## TASK PROMPT:
Using the material below, copy every line where "grid" appears.

::: PROVIDED DATA :::

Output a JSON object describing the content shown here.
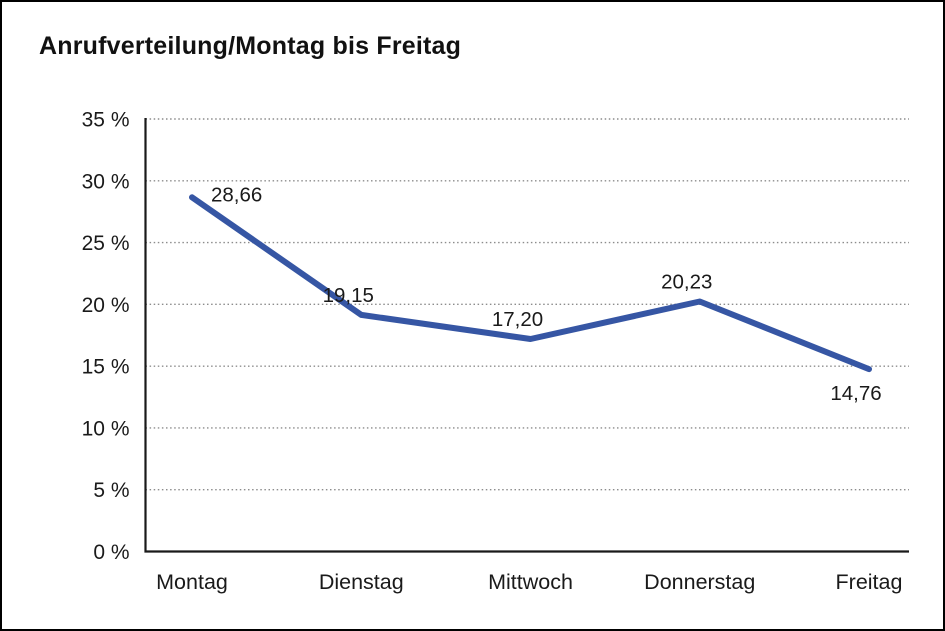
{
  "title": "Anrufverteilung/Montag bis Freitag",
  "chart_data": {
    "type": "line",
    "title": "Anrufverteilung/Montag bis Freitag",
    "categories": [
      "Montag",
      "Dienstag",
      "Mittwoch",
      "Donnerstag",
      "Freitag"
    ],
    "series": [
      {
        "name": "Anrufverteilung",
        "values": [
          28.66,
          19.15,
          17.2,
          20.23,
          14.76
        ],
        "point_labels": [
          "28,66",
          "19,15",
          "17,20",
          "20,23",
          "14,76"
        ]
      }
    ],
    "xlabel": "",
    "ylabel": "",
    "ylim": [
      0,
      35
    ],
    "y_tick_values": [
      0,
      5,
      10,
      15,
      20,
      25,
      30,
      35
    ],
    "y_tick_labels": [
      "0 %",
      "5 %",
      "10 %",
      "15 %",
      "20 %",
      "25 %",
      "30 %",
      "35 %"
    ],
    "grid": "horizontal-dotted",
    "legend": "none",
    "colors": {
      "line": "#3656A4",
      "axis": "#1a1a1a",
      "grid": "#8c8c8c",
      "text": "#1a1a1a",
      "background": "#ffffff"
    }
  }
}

:::
::: PROVIDED DATA :::

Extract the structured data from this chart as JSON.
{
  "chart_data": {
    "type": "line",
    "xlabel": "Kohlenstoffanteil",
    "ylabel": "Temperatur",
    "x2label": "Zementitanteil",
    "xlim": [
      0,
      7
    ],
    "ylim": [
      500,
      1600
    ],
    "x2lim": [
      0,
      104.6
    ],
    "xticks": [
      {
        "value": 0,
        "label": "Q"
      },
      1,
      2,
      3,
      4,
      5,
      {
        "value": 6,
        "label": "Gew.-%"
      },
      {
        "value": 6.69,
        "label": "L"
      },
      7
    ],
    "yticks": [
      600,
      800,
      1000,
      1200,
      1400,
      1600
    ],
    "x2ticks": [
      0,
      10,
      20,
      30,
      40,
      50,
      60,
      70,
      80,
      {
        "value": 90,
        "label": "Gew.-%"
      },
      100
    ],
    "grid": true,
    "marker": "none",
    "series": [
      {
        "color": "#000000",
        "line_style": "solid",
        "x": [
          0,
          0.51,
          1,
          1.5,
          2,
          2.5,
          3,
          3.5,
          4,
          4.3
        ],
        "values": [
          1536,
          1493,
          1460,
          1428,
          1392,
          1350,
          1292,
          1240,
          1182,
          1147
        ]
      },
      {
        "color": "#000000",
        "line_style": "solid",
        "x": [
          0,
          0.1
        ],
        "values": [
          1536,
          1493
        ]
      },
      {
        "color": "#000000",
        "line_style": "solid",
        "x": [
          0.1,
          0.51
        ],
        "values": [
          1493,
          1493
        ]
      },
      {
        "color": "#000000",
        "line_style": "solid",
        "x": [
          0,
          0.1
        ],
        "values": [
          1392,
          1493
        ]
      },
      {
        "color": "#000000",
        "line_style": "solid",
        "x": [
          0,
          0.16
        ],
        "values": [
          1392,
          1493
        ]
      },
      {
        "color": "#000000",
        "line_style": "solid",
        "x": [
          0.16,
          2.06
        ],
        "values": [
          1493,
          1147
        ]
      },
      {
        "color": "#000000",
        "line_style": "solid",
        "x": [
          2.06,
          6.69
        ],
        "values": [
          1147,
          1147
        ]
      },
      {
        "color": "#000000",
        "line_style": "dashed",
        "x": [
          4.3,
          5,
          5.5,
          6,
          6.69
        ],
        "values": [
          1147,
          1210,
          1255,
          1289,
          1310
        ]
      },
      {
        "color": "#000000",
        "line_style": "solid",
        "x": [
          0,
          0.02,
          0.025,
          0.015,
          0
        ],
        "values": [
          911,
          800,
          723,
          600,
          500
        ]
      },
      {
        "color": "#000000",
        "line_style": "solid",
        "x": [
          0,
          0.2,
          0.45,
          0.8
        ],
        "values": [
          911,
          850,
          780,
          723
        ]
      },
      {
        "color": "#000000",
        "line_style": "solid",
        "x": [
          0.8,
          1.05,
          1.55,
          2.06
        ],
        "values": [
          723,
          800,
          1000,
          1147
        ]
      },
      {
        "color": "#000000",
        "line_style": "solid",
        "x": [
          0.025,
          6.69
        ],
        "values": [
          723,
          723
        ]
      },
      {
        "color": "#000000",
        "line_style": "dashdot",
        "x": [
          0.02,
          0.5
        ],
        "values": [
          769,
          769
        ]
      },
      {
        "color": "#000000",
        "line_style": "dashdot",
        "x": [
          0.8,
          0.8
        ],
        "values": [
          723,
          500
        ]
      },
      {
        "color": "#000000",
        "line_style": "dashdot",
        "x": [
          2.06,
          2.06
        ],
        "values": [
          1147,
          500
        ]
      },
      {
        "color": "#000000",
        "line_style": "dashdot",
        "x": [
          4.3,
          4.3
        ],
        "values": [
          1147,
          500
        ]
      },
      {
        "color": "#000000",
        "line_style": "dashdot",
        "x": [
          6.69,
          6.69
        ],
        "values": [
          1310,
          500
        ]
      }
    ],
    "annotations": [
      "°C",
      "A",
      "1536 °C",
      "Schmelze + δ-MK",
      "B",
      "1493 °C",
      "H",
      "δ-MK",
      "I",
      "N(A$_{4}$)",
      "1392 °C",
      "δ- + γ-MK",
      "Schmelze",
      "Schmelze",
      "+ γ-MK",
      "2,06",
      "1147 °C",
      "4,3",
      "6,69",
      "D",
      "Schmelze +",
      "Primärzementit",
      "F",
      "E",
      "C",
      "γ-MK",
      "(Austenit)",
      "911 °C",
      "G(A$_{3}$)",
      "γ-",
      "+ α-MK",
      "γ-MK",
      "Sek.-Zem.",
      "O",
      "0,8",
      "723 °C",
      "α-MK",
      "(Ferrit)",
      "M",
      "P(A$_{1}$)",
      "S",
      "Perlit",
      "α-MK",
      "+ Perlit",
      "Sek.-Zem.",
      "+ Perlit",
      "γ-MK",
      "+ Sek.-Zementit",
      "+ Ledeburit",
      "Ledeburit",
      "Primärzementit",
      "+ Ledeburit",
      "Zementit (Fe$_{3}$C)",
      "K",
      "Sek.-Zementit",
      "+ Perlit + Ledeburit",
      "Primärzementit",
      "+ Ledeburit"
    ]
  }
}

:::

## COMPLETE RESPONSE:
    "grid": "horizontal-dotted",
      "grid": "#8c8c8c",
    "grid": true,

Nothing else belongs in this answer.